STATED TASK A:
Answer these from the paywall discussion:
(i) In Firefox and Chrome, what is prepended to the url to force a search?
(ii) Which microdonation platform is named as failing to gain any traction?
(iii) Whose donation banners does the writer say they don't particularly like?

GIVEN TEXT:
Governments do not have this property of being a free market because they can change their mind and charge you money for it later. Therefore they are the ones who own the land and it is not a free market.
A free market would be defined as when you owe zero rent to anyone in the world, no matter if the rent is called taxes or not, and you actually own the land.
>Can't read the article because the economist Saya I've read my free monthly limit.
Google the link (on Firefox and Chrome, prepend a question mark to the url to force a search), or open the link in incognito mode are the two most common ways around paywalls.
Either way, there's a lot in the article and it seems wise to read it before answering the question it poses with a single sentence.
load the page. hit esc before it's fully loaded. works for me, although, it maybe because i have a slow internet so it takes a while for the page to fully load...
I can sometimes sneak past on mobile (where I do most of my media consumption) by hitting "download page" in chrome before the JavaScript has time to trigger.
- There are plenty of good reasons against using the typical ad platforms, and the increasing adoption of ad blockers shows that users don't like them
- Hosting your own ads is hard in the internet and doesn't seem very profitable
- Running the website as a marketing expense to increase sales of the paper version used to work, but now people just stay on the website
- Microdonation platforms like flattr fail to gain any traction
Unless you somehow find good journalists that work for free a model of allowing X article reads per month before requiring payment seems like the best model available.
Patreon also works great for some sites (and not at all for some others).
To be honest, I don't particularly like Wikipedia's huge banners with pleas to get the last few millions in donations. If every site did that users were as annoyed as they are by regular ads.
A donation model might be the best thing to do, we just have to find the best way to implement it.

STATED TASK B: Reproduce the lines of the listing from the line containing "872, 852, 895]" to the line containing "584, 116, 607]", both included.

DATASET ROWS:
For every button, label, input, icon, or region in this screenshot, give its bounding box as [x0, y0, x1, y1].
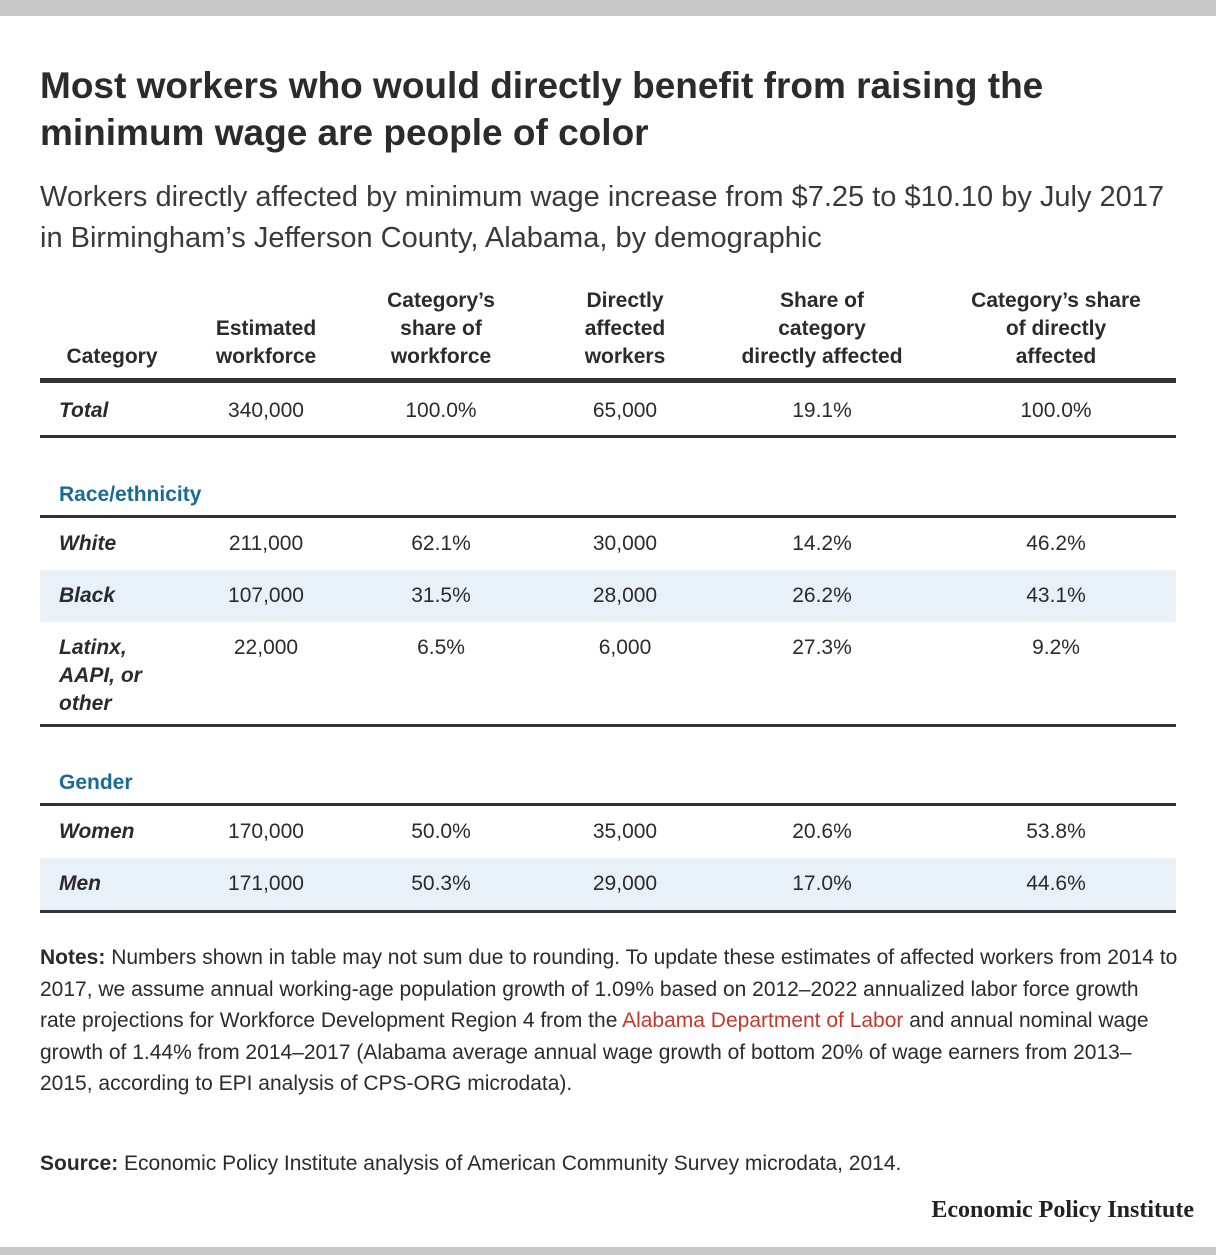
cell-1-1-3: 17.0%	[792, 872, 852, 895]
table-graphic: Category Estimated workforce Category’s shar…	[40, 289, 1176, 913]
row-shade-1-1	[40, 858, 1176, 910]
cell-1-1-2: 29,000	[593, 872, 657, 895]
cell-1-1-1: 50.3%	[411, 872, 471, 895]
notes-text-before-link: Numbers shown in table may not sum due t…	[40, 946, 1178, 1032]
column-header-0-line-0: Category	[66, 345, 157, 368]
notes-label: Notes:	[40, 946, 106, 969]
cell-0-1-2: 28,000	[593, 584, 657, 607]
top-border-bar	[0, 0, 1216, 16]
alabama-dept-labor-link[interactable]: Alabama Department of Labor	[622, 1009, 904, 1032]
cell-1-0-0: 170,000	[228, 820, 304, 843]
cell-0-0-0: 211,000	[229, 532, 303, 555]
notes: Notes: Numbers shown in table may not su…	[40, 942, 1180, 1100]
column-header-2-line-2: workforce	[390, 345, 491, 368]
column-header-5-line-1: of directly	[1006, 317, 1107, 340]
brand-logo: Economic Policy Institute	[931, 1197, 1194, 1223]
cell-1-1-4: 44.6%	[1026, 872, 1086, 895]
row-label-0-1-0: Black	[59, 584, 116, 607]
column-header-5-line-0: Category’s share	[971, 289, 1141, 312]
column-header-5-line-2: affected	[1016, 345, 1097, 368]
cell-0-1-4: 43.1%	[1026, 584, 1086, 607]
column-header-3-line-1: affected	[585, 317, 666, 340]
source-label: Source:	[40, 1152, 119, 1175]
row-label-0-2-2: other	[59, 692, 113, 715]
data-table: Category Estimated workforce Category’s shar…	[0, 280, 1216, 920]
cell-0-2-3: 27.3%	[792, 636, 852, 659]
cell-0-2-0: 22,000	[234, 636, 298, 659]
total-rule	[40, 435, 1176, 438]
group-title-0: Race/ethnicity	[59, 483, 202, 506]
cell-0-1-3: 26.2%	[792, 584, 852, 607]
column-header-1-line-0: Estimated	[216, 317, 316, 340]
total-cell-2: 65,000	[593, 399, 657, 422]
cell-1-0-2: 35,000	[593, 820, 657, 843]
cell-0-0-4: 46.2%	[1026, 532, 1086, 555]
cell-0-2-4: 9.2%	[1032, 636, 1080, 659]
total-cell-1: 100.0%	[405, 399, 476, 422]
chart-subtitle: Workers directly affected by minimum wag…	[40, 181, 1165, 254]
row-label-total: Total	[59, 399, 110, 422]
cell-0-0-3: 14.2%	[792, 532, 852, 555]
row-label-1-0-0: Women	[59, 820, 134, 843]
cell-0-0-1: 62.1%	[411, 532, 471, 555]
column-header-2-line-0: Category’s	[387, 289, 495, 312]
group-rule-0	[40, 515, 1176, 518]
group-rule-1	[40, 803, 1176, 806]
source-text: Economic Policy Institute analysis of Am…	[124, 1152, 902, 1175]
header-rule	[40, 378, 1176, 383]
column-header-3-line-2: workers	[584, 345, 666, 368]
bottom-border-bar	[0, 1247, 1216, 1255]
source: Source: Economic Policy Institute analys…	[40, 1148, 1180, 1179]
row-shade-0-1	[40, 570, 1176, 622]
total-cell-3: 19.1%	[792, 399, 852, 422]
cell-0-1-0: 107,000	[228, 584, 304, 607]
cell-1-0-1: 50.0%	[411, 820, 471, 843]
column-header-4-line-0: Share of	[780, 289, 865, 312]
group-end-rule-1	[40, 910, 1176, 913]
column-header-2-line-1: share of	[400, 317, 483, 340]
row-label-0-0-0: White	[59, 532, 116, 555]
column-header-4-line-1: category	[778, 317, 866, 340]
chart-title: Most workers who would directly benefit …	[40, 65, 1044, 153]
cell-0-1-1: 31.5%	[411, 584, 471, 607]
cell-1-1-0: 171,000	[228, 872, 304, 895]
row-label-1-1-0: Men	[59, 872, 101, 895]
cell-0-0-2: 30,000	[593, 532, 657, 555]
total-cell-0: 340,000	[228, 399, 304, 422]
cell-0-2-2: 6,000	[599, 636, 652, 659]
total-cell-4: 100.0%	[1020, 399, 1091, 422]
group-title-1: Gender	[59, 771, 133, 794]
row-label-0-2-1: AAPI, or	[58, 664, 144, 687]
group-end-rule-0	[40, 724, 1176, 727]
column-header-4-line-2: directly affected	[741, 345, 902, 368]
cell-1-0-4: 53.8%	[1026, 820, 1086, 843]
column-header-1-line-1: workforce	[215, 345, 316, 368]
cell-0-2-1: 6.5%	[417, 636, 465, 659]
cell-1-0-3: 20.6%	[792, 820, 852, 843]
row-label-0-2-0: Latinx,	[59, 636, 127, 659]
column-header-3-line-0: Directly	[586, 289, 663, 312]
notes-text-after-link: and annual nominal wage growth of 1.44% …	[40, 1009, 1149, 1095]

TASK RESULT A:
(i) A question mark.
(ii) Flattr.
(iii) Wikipedia's.

TASK RESULT B:
cell-1-1-3: 17.0%	[792, 872, 852, 895]
table-graphic: Category Estimated workforce Category’s shar…	[40, 289, 1176, 913]
row-shade-1-1	[40, 858, 1176, 910]
cell-1-1-2: 29,000	[593, 872, 657, 895]
cell-1-1-1: 50.3%	[411, 872, 471, 895]
notes-text-before-link: Numbers shown in table may not sum due t…	[40, 946, 1178, 1032]
column-header-0-line-0: Category	[66, 345, 157, 368]
notes-label: Notes:	[40, 946, 106, 969]
cell-0-1-2: 28,000	[593, 584, 657, 607]
top-border-bar	[0, 0, 1216, 16]
alabama-dept-labor-link[interactable]: Alabama Department of Labor	[622, 1009, 904, 1032]
cell-1-0-0: 170,000	[228, 820, 304, 843]
cell-0-0-0: 211,000	[229, 532, 303, 555]
notes: Notes: Numbers shown in table may not su…	[40, 942, 1180, 1100]
column-header-2-line-2: workforce	[390, 345, 491, 368]
column-header-5-line-1: of directly	[1006, 317, 1107, 340]
brand-logo: Economic Policy Institute	[931, 1197, 1194, 1223]
cell-1-1-4: 44.6%	[1026, 872, 1086, 895]
row-label-0-1-0: Black	[59, 584, 116, 607]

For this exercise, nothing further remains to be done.